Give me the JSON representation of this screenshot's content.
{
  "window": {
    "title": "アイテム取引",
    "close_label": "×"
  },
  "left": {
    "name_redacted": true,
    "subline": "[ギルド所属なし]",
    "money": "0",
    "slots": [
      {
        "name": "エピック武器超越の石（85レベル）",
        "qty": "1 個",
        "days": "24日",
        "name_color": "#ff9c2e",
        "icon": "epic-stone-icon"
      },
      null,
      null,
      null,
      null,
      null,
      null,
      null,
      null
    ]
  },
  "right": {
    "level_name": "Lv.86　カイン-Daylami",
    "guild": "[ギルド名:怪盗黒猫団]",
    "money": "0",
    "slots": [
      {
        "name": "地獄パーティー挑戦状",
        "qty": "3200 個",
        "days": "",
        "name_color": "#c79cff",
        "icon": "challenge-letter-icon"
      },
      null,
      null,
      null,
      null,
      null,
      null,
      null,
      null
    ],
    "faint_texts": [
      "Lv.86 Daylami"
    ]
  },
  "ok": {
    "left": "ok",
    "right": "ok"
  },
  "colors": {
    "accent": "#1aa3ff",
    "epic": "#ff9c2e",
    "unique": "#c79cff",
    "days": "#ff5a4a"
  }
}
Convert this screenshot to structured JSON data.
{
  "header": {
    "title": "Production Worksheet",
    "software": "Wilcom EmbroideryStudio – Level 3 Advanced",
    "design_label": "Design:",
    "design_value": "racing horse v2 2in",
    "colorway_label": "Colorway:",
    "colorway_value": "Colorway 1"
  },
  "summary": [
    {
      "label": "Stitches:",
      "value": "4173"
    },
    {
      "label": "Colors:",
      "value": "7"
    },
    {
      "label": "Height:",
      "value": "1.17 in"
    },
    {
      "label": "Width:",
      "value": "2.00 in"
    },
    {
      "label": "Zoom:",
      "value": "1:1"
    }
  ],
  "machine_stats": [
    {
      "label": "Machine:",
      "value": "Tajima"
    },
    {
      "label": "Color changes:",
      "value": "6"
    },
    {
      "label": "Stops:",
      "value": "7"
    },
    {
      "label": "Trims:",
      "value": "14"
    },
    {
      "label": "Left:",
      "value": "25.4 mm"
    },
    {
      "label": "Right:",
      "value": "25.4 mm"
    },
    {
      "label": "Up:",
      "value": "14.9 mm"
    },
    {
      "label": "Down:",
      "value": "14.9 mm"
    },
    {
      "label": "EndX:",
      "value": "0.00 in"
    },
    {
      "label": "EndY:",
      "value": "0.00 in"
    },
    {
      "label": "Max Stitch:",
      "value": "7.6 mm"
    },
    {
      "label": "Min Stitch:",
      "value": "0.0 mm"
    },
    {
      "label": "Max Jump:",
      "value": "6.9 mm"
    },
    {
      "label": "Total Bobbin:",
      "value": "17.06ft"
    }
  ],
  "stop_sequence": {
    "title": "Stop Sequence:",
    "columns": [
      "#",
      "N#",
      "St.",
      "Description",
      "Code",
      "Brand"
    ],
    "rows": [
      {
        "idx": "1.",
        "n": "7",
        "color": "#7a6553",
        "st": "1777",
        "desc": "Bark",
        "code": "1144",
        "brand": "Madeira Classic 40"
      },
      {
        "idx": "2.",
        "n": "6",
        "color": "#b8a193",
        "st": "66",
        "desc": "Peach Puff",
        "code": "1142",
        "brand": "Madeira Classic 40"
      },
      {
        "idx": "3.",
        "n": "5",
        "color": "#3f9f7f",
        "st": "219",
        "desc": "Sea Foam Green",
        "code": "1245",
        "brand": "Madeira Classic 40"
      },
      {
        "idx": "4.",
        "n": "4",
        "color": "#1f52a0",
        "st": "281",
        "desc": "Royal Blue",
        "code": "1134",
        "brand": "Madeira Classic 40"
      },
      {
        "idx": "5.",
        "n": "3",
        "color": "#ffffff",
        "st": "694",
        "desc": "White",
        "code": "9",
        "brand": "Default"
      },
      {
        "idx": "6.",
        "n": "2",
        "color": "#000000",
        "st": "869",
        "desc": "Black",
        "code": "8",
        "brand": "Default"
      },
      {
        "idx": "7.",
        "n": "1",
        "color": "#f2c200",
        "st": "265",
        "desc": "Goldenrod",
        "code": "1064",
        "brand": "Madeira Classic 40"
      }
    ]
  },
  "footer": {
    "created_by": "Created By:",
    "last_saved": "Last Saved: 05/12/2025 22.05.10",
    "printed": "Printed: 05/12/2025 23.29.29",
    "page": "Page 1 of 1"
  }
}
----
Identify all lines in the records above with the word "screenshot".

**Correct answer**
Give me the JSON representation of this screenshot's content.
Convert this screenshot to structured JSON data.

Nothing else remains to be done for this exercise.